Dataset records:

|---|

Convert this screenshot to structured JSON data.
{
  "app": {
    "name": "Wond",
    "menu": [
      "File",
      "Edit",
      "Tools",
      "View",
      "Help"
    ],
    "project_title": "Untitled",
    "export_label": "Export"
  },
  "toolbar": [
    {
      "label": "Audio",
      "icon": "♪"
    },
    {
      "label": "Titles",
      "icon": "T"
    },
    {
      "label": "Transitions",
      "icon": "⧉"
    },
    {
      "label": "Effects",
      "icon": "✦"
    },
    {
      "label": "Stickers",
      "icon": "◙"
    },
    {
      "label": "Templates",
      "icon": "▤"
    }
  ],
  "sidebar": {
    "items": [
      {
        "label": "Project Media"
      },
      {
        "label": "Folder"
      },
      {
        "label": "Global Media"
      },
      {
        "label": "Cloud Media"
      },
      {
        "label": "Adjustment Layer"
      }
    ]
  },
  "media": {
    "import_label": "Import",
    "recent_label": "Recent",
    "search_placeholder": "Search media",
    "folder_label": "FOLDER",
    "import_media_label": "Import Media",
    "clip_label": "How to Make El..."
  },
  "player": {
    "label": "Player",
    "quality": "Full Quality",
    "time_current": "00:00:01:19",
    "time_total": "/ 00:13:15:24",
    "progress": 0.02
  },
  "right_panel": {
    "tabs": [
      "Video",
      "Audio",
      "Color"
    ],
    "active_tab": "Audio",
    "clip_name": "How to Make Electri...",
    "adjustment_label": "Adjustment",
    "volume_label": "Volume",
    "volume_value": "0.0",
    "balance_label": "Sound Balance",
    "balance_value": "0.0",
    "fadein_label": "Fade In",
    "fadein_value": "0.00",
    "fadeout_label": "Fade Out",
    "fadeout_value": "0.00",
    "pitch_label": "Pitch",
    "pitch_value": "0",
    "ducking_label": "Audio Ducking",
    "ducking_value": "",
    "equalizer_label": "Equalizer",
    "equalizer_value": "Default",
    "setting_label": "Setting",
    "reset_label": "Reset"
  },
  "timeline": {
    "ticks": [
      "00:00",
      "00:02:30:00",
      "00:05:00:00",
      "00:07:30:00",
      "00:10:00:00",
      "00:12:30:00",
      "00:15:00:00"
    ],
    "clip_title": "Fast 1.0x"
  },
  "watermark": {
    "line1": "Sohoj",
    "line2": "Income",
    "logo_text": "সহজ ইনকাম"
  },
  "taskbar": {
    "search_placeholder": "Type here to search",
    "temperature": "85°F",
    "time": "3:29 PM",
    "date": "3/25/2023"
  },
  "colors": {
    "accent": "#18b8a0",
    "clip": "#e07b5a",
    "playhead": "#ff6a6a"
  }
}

|---|

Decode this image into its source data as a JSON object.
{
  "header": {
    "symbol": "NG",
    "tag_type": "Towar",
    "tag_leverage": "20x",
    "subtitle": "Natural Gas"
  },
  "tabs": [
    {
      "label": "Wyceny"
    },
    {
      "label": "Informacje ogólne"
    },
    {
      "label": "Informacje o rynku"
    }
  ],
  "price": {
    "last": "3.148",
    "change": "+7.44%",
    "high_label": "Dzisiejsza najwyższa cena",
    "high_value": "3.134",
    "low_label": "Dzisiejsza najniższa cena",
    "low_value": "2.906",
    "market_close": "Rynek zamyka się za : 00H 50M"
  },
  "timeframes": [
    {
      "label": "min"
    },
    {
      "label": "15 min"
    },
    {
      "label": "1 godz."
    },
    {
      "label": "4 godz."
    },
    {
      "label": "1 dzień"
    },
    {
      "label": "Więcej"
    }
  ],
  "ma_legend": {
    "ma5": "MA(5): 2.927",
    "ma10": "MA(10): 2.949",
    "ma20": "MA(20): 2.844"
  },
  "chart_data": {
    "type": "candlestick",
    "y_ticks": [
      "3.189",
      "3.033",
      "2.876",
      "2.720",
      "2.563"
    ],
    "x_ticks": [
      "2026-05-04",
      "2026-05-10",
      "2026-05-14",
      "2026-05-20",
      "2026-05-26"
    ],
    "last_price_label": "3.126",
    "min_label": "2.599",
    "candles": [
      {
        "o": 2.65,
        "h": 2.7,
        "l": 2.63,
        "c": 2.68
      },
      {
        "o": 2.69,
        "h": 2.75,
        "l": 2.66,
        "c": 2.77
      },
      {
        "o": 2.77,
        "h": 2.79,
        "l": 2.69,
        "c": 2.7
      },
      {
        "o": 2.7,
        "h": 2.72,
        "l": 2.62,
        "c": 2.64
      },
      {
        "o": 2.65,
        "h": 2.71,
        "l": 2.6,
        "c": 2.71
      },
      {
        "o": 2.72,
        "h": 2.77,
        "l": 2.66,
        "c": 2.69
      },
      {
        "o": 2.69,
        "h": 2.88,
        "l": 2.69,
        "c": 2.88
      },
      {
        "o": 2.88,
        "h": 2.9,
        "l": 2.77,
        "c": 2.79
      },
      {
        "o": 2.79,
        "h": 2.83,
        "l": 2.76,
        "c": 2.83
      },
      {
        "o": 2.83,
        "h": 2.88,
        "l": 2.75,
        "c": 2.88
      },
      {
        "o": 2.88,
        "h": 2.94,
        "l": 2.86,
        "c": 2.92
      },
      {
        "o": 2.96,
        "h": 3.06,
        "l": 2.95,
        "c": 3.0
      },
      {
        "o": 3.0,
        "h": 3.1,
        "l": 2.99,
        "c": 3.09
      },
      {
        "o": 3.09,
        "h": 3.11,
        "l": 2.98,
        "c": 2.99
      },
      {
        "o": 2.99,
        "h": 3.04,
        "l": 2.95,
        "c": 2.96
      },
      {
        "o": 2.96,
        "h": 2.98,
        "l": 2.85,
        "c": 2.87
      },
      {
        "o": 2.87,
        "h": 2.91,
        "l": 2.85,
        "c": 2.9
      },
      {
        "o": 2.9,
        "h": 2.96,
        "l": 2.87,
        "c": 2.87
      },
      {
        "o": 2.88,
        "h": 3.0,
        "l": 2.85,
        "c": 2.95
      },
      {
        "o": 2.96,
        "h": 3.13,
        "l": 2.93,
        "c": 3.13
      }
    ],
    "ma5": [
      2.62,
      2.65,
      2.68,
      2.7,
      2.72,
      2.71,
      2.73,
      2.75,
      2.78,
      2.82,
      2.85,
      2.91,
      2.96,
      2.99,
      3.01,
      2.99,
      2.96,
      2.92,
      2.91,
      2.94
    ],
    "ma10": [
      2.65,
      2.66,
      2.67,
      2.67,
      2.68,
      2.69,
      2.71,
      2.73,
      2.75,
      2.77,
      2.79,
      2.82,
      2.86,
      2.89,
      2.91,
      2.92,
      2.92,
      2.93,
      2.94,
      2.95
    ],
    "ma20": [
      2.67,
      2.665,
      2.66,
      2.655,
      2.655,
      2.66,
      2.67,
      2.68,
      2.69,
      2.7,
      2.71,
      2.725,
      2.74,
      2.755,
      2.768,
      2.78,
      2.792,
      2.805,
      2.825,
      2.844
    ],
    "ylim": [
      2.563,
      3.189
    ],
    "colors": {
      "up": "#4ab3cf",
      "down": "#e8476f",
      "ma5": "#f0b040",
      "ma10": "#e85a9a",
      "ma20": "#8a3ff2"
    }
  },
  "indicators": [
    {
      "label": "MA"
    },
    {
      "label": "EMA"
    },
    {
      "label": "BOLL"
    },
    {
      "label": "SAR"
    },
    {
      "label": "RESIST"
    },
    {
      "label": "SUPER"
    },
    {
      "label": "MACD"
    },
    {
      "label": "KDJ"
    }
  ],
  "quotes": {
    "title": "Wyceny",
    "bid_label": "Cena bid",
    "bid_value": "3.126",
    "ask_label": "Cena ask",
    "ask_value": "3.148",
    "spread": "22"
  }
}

|---|

WHAT IS BEING ASKED: Check each line of the records above for the string "JSON", and report every line that has it.

RIGHT ANSWER:
Convert this screenshot to structured JSON data.
Decode this image into its source data as a JSON object.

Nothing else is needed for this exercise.